**Data shown**
######

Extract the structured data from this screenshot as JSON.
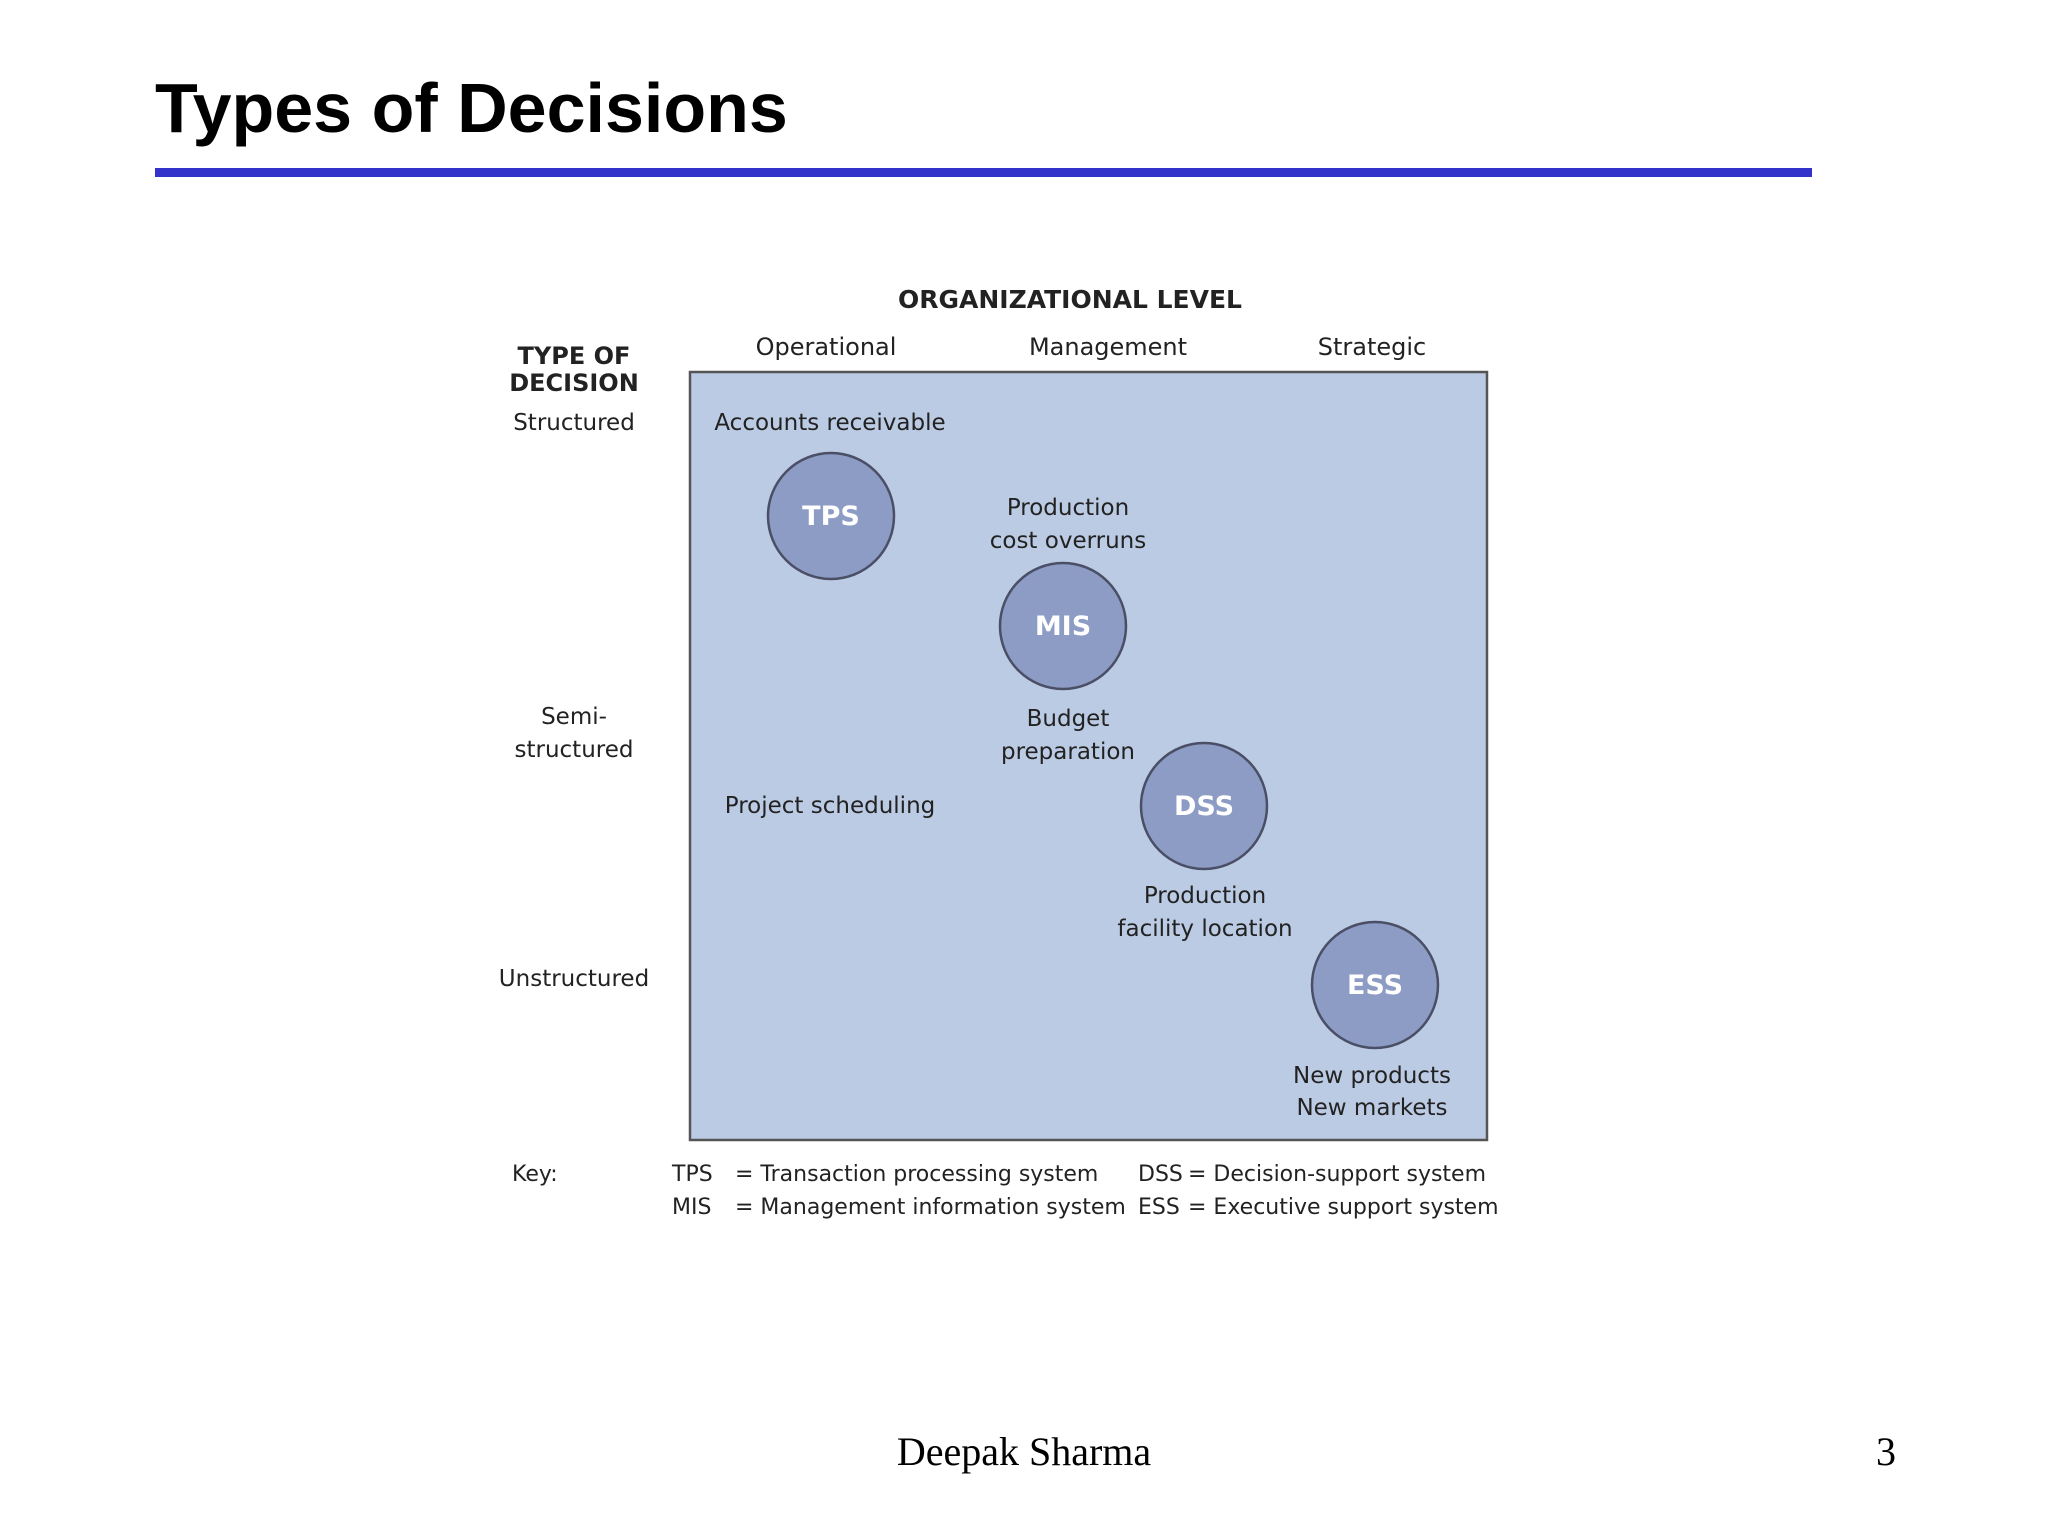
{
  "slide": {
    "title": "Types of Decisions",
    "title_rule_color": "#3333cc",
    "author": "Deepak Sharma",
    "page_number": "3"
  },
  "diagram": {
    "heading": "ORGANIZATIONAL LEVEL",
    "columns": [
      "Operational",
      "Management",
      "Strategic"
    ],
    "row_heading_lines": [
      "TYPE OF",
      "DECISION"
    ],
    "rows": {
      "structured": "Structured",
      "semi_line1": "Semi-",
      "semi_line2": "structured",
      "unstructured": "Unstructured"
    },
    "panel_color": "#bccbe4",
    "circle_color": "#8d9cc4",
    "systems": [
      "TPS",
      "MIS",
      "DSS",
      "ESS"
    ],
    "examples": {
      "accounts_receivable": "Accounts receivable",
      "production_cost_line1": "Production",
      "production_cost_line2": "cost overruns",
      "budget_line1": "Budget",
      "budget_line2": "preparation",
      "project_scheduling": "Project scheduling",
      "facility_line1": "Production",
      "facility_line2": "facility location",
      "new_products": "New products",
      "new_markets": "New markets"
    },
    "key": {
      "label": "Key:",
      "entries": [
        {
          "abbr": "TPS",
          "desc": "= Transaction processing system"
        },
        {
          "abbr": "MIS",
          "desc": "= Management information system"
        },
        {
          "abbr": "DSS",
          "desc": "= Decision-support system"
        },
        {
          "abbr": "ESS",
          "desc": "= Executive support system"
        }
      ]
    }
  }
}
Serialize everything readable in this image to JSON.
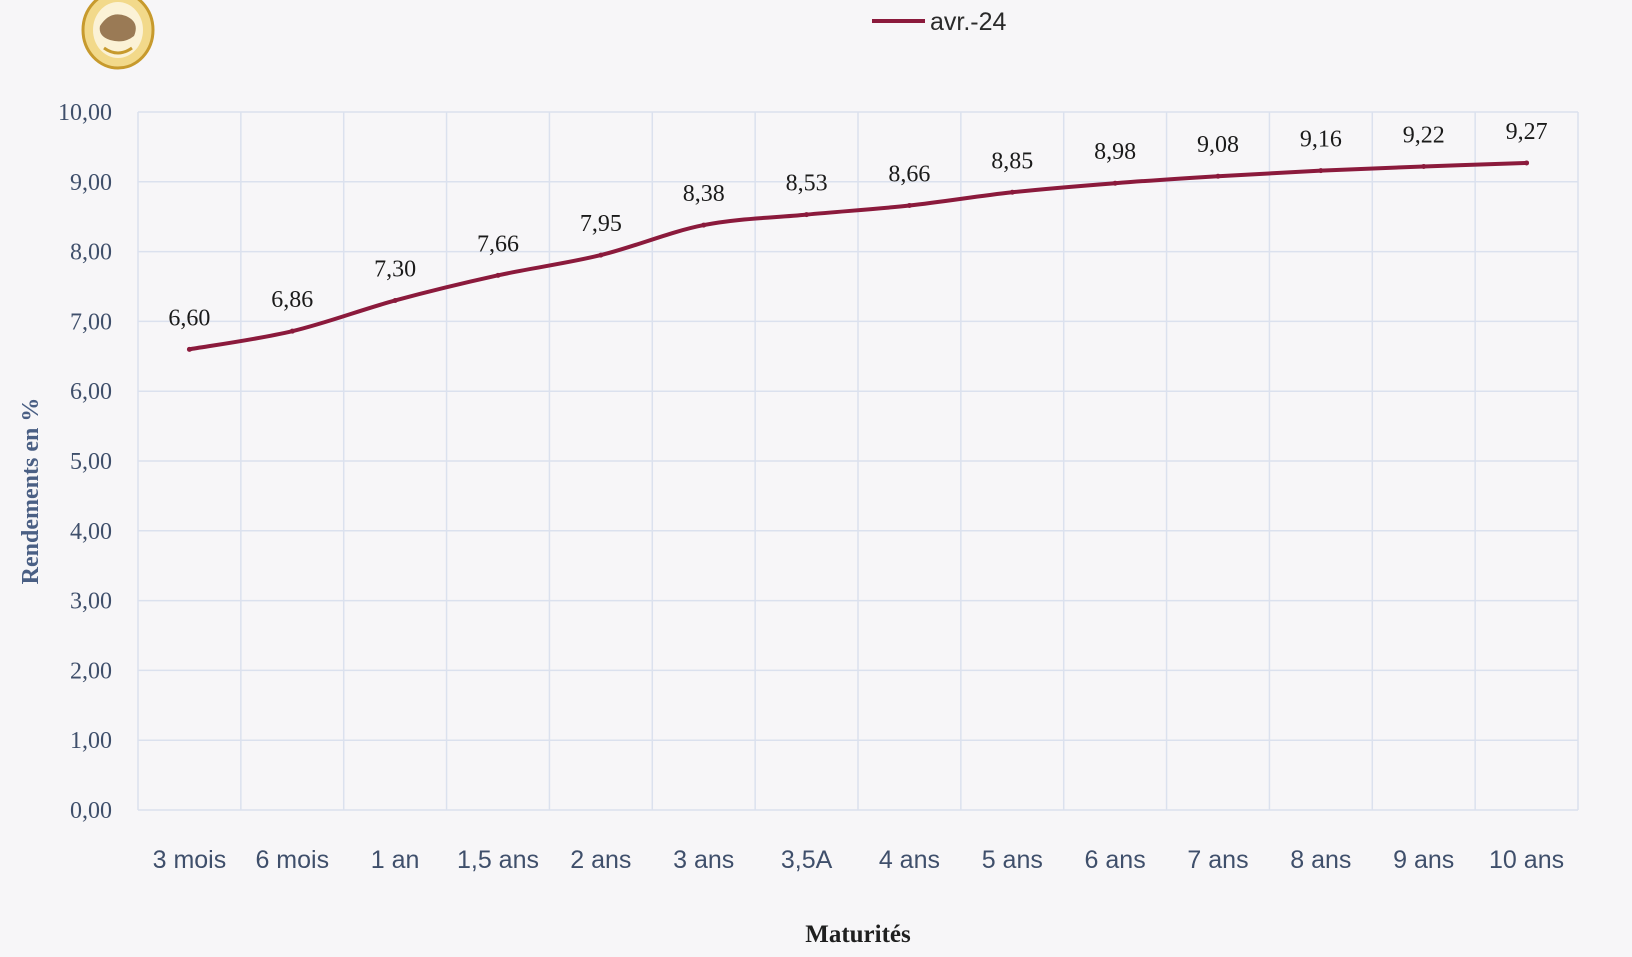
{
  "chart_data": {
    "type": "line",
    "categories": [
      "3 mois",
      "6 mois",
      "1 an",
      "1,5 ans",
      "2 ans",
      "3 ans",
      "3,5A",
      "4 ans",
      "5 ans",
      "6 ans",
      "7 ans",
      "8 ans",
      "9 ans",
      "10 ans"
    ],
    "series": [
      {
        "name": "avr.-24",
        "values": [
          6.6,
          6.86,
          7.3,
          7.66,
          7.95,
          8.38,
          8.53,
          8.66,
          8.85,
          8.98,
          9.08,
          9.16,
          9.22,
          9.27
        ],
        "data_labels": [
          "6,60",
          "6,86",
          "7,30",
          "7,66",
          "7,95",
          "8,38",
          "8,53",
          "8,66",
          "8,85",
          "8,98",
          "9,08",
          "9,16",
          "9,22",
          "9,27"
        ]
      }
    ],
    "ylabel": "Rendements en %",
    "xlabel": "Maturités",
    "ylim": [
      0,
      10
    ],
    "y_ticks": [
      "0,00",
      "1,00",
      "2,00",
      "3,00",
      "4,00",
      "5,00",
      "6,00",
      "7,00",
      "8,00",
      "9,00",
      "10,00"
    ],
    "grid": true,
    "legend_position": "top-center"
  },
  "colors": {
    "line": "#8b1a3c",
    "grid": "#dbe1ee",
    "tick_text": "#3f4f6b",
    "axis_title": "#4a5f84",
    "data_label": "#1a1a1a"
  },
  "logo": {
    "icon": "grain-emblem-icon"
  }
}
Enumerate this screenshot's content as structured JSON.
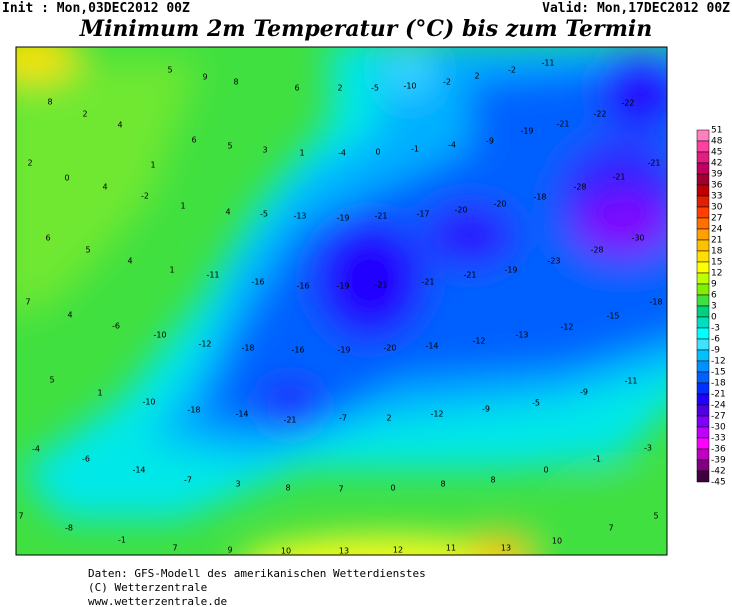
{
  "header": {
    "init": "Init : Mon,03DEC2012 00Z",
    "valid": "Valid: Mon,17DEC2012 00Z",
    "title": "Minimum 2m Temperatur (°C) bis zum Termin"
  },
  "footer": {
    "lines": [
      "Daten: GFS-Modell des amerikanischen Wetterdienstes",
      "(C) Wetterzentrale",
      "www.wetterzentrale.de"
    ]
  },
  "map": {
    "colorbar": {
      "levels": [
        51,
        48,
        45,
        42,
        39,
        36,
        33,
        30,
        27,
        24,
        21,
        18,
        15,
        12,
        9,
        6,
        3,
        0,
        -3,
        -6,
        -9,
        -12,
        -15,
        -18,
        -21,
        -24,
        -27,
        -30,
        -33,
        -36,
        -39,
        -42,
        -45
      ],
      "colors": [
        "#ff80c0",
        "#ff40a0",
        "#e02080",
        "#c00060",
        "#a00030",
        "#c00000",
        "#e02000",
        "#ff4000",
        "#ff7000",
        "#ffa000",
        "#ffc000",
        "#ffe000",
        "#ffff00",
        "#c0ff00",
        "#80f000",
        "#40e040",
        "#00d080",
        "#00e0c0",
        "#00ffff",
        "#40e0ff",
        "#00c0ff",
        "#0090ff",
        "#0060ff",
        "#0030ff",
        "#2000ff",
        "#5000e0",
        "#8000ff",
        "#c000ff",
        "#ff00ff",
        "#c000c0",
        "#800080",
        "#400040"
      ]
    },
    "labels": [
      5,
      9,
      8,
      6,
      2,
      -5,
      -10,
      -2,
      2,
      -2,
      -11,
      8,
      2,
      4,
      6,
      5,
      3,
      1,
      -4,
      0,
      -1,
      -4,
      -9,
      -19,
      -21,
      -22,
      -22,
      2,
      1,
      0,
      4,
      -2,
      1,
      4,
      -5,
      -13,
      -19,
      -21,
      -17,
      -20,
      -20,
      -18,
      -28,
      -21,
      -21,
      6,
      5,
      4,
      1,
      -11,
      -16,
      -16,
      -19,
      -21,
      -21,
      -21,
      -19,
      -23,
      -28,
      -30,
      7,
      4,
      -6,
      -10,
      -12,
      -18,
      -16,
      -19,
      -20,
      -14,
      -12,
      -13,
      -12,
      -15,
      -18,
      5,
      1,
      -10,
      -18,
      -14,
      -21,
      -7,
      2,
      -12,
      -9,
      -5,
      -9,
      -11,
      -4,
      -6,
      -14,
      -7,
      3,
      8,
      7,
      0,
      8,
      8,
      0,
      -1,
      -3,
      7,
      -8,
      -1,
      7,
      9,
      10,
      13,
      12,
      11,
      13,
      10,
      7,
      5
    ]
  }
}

######

**What the exercise asks**
Every record must be copied exactly, with images dropped from the result.

**Problem solution**
Extract the structured data from this screenshot as JSON.
{
  "slide": {
    "title": "Types of Decisions",
    "title_rule_color": "#3333cc",
    "author": "Deepak Sharma",
    "page_number": "3"
  },
  "diagram": {
    "heading": "ORGANIZATIONAL LEVEL",
    "columns": [
      "Operational",
      "Management",
      "Strategic"
    ],
    "row_heading_lines": [
      "TYPE OF",
      "DECISION"
    ],
    "rows": {
      "structured": "Structured",
      "semi_line1": "Semi-",
      "semi_line2": "structured",
      "unstructured": "Unstructured"
    },
    "panel_color": "#bccbe4",
    "circle_color": "#8d9cc4",
    "systems": [
      "TPS",
      "MIS",
      "DSS",
      "ESS"
    ],
    "examples": {
      "accounts_receivable": "Accounts receivable",
      "production_cost_line1": "Production",
      "production_cost_line2": "cost overruns",
      "budget_line1": "Budget",
      "budget_line2": "preparation",
      "project_scheduling": "Project scheduling",
      "facility_line1": "Production",
      "facility_line2": "facility location",
      "new_products": "New products",
      "new_markets": "New markets"
    },
    "key": {
      "label": "Key:",
      "entries": [
        {
          "abbr": "TPS",
          "desc": "= Transaction processing system"
        },
        {
          "abbr": "MIS",
          "desc": "= Management information system"
        },
        {
          "abbr": "DSS",
          "desc": "= Decision-support system"
        },
        {
          "abbr": "ESS",
          "desc": "= Executive support system"
        }
      ]
    }
  }
}
Serialize everything readable in this image to JSON.
{
  "chart_data": {
    "type": "line",
    "categories": [
      "3 mois",
      "6 mois",
      "1 an",
      "1,5 ans",
      "2 ans",
      "3 ans",
      "3,5A",
      "4 ans",
      "5 ans",
      "6 ans",
      "7 ans",
      "8 ans",
      "9 ans",
      "10 ans"
    ],
    "series": [
      {
        "name": "avr.-24",
        "values": [
          6.6,
          6.86,
          7.3,
          7.66,
          7.95,
          8.38,
          8.53,
          8.66,
          8.85,
          8.98,
          9.08,
          9.16,
          9.22,
          9.27
        ],
        "data_labels": [
          "6,60",
          "6,86",
          "7,30",
          "7,66",
          "7,95",
          "8,38",
          "8,53",
          "8,66",
          "8,85",
          "8,98",
          "9,08",
          "9,16",
          "9,22",
          "9,27"
        ]
      }
    ],
    "ylabel": "Rendements en %",
    "xlabel": "Maturités",
    "ylim": [
      0,
      10
    ],
    "y_ticks": [
      "0,00",
      "1,00",
      "2,00",
      "3,00",
      "4,00",
      "5,00",
      "6,00",
      "7,00",
      "8,00",
      "9,00",
      "10,00"
    ],
    "grid": true,
    "legend_position": "top-center"
  },
  "colors": {
    "line": "#8b1a3c",
    "grid": "#dbe1ee",
    "tick_text": "#3f4f6b",
    "axis_title": "#4a5f84",
    "data_label": "#1a1a1a"
  },
  "logo": {
    "icon": "grain-emblem-icon"
  }
}
Enumerate this screenshot's content as structured JSON.
{
  "header": {
    "init": "Init : Mon,03DEC2012 00Z",
    "valid": "Valid: Mon,17DEC2012 00Z",
    "title": "Minimum 2m Temperatur (°C) bis zum Termin"
  },
  "footer": {
    "lines": [
      "Daten: GFS-Modell des amerikanischen Wetterdienstes",
      "(C) Wetterzentrale",
      "www.wetterzentrale.de"
    ]
  },
  "map": {
    "colorbar": {
      "levels": [
        51,
        48,
        45,
        42,
        39,
        36,
        33,
        30,
        27,
        24,
        21,
        18,
        15,
        12,
        9,
        6,
        3,
        0,
        -3,
        -6,
        -9,
        -12,
        -15,
        -18,
        -21,
        -24,
        -27,
        -30,
        -33,
        -36,
        -39,
        -42,
        -45
      ],
      "colors": [
        "#ff80c0",
        "#ff40a0",
        "#e02080",
        "#c00060",
        "#a00030",
        "#c00000",
        "#e02000",
        "#ff4000",
        "#ff7000",
        "#ffa000",
        "#ffc000",
        "#ffe000",
        "#ffff00",
        "#c0ff00",
        "#80f000",
        "#40e040",
        "#00d080",
        "#00e0c0",
        "#00ffff",
        "#40e0ff",
        "#00c0ff",
        "#0090ff",
        "#0060ff",
        "#0030ff",
        "#2000ff",
        "#5000e0",
        "#8000ff",
        "#c000ff",
        "#ff00ff",
        "#c000c0",
        "#800080",
        "#400040"
      ]
    },
    "labels": [
      5,
      9,
      8,
      6,
      2,
      -5,
      -10,
      -2,
      2,
      -2,
      -11,
      8,
      2,
      4,
      6,
      5,
      3,
      1,
      -4,
      0,
      -1,
      -4,
      -9,
      -19,
      -21,
      -22,
      -22,
      2,
      1,
      0,
      4,
      -2,
      1,
      4,
      -5,
      -13,
      -19,
      -21,
      -17,
      -20,
      -20,
      -18,
      -28,
      -21,
      -21,
      6,
      5,
      4,
      1,
      -11,
      -16,
      -16,
      -19,
      -21,
      -21,
      -21,
      -19,
      -23,
      -28,
      -30,
      7,
      4,
      -6,
      -10,
      -12,
      -18,
      -16,
      -19,
      -20,
      -14,
      -12,
      -13,
      -12,
      -15,
      -18,
      5,
      1,
      -10,
      -18,
      -14,
      -21,
      -7,
      2,
      -12,
      -9,
      -5,
      -9,
      -11,
      -4,
      -6,
      -14,
      -7,
      3,
      8,
      7,
      0,
      8,
      8,
      0,
      -1,
      -3,
      7,
      -8,
      -1,
      7,
      9,
      10,
      13,
      12,
      11,
      13,
      10,
      7,
      5
    ]
  }
}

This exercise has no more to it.